# Work required:
For the data below, report the number of lines that contain the string "Search" and nothing else.

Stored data
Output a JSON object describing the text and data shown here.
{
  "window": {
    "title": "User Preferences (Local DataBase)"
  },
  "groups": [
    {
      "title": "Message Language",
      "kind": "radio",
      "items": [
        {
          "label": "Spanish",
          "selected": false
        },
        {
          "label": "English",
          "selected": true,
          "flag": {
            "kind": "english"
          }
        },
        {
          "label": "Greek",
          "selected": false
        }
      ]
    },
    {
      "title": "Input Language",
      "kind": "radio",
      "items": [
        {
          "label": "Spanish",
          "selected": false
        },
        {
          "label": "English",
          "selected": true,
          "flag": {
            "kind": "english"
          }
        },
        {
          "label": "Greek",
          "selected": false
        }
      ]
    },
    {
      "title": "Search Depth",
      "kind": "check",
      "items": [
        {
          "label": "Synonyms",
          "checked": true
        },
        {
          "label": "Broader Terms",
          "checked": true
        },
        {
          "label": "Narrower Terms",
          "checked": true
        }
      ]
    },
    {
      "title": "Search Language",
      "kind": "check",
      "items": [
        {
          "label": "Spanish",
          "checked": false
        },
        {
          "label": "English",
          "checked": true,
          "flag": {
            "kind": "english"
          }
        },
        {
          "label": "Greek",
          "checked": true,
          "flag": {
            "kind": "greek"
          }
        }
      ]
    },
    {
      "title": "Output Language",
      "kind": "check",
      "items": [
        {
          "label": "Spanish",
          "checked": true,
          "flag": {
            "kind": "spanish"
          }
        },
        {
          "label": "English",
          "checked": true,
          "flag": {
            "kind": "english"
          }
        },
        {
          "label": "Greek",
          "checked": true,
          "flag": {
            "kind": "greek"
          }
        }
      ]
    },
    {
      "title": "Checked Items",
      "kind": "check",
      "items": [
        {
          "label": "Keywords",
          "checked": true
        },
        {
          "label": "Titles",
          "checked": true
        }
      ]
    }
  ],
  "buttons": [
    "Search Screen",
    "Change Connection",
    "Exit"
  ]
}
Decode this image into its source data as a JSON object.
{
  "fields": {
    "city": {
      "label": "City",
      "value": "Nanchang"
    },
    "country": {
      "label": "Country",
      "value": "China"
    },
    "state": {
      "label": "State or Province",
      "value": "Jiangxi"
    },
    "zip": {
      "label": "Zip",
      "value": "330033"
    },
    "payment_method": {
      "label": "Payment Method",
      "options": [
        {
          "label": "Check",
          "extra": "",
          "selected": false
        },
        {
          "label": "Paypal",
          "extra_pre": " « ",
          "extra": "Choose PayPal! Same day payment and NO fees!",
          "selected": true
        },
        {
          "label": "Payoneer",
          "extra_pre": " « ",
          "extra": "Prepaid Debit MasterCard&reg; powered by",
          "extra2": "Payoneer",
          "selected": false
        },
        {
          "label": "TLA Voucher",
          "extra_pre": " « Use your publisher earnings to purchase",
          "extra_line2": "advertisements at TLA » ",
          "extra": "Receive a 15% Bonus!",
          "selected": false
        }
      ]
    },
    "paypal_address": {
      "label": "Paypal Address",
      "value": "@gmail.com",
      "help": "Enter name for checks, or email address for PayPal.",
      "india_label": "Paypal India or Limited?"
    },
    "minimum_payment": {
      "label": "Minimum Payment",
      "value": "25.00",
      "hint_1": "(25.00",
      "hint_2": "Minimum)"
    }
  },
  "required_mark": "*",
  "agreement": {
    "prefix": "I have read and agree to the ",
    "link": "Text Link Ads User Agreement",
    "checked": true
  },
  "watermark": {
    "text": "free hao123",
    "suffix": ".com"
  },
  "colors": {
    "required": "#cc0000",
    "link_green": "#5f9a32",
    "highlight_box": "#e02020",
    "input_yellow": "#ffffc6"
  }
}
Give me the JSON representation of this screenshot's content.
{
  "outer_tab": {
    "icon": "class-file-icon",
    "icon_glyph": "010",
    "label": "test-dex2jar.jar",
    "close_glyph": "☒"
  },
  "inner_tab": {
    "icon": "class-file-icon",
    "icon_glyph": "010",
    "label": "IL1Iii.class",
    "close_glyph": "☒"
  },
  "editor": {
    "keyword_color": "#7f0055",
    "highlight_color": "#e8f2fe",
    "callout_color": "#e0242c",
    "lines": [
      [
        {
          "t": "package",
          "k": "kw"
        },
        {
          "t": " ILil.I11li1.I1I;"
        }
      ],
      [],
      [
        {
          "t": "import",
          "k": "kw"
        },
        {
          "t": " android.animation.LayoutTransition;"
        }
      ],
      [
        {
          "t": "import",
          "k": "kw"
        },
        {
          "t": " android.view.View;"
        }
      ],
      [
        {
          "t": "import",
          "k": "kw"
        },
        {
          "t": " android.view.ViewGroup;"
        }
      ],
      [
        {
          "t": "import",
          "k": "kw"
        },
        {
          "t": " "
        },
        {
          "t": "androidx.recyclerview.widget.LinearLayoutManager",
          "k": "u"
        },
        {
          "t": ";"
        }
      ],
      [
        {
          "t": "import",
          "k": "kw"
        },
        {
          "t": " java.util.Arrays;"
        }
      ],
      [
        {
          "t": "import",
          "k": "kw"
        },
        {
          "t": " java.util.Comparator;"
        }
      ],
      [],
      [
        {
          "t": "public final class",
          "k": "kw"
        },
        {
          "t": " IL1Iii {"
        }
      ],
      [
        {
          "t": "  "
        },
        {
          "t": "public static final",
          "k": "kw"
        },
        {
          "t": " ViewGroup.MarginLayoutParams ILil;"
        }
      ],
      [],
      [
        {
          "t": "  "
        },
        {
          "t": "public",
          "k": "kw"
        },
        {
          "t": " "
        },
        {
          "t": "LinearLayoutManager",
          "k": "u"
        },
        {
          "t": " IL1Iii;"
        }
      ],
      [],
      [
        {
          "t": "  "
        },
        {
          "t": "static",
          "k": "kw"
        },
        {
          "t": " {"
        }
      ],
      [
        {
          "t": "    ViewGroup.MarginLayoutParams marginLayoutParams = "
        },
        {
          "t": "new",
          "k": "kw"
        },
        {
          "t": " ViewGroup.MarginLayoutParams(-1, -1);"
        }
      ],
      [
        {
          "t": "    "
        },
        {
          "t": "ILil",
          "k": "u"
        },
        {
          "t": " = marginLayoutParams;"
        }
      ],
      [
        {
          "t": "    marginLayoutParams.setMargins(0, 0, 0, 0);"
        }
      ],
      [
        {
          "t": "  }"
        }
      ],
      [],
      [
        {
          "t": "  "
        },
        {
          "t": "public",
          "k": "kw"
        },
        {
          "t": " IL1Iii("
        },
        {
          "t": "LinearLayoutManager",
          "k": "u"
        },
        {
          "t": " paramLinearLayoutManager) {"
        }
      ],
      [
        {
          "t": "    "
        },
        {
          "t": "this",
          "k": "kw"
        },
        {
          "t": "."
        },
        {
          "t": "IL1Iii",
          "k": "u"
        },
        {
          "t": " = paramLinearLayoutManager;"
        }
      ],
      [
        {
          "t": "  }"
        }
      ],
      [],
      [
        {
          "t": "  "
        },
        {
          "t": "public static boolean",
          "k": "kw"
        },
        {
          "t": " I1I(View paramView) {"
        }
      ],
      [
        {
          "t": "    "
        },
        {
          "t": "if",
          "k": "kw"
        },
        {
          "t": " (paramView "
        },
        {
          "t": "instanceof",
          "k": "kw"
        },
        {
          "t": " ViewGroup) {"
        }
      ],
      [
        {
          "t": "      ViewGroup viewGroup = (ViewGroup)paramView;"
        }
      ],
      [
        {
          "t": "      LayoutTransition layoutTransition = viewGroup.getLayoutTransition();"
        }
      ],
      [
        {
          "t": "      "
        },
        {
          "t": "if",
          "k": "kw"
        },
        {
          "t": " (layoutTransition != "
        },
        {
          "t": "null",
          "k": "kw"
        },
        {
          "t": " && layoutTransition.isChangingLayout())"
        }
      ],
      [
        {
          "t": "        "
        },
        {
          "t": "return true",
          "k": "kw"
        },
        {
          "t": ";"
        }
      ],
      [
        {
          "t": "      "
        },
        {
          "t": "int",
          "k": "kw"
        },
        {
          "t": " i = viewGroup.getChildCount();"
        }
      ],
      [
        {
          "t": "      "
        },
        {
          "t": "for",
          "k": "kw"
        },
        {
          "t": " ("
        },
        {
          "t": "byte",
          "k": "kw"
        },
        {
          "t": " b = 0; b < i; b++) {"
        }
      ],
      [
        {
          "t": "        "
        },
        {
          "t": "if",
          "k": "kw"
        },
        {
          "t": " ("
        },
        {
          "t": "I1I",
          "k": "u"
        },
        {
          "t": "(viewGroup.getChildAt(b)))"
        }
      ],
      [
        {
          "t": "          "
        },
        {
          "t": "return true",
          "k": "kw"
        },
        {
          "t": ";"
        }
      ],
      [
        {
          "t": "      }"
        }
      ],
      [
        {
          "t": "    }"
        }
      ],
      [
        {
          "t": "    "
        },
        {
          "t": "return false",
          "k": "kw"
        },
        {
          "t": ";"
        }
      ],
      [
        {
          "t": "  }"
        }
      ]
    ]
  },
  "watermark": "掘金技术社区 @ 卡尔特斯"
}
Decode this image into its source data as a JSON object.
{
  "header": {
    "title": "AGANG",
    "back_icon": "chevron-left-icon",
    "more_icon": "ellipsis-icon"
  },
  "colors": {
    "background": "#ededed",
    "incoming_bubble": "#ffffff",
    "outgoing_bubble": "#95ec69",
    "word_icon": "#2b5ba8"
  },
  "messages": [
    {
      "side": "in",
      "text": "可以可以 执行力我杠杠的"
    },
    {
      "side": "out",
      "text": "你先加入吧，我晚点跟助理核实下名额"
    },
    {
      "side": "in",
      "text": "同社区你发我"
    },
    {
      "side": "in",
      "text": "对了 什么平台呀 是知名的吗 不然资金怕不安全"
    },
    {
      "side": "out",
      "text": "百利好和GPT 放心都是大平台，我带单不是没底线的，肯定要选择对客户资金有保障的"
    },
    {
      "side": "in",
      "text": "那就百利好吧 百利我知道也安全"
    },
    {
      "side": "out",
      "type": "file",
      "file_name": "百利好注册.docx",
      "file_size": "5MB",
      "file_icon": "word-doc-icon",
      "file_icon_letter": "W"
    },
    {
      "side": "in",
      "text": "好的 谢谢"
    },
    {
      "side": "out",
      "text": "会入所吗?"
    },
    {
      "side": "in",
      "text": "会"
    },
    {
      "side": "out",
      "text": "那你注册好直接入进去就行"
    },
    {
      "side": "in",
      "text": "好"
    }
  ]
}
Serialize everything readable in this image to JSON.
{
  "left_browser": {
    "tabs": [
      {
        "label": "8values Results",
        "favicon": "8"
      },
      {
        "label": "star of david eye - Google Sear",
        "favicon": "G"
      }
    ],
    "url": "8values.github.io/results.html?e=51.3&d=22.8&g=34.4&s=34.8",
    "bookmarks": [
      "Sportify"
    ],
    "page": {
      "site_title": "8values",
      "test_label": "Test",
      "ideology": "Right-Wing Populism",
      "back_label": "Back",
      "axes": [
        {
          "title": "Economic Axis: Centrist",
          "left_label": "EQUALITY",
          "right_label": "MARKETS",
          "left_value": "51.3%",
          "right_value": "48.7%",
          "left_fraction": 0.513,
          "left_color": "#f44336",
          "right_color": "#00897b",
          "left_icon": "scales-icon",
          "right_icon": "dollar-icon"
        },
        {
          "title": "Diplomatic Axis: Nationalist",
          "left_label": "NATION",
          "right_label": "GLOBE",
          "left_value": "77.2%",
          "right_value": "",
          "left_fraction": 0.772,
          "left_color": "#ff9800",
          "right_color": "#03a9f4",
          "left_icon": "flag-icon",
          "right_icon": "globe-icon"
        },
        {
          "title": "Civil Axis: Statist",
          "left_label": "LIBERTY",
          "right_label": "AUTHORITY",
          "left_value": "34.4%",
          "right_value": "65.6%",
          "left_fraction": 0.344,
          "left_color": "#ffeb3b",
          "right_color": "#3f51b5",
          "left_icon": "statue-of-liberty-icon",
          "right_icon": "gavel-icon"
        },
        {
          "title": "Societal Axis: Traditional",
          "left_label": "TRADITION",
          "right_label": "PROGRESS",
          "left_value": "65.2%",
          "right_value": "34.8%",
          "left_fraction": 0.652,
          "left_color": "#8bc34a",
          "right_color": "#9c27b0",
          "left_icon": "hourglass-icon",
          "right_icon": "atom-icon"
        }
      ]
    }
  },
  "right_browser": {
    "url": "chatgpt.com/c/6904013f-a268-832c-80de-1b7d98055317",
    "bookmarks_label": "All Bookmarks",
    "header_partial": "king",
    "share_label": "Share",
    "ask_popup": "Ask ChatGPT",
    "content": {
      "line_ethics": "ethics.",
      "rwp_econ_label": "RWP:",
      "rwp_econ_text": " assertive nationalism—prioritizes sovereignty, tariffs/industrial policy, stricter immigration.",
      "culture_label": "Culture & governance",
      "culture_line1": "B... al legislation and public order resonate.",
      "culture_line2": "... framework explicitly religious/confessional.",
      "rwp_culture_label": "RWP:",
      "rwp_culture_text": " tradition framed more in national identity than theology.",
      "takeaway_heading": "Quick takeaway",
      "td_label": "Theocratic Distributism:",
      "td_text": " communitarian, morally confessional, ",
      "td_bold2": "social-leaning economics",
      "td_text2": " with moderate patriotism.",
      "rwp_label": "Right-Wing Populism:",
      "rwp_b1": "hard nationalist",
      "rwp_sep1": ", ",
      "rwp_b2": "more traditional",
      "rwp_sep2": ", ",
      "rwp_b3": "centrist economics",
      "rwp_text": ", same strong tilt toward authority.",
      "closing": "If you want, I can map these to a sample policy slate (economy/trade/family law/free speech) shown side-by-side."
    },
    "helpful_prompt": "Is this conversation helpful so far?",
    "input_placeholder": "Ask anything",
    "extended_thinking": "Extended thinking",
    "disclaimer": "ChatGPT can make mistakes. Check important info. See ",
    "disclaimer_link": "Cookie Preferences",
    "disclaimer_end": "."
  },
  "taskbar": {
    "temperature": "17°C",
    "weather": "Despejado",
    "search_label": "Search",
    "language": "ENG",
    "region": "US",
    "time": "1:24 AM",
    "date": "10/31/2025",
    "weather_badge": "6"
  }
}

# Exercise result:
4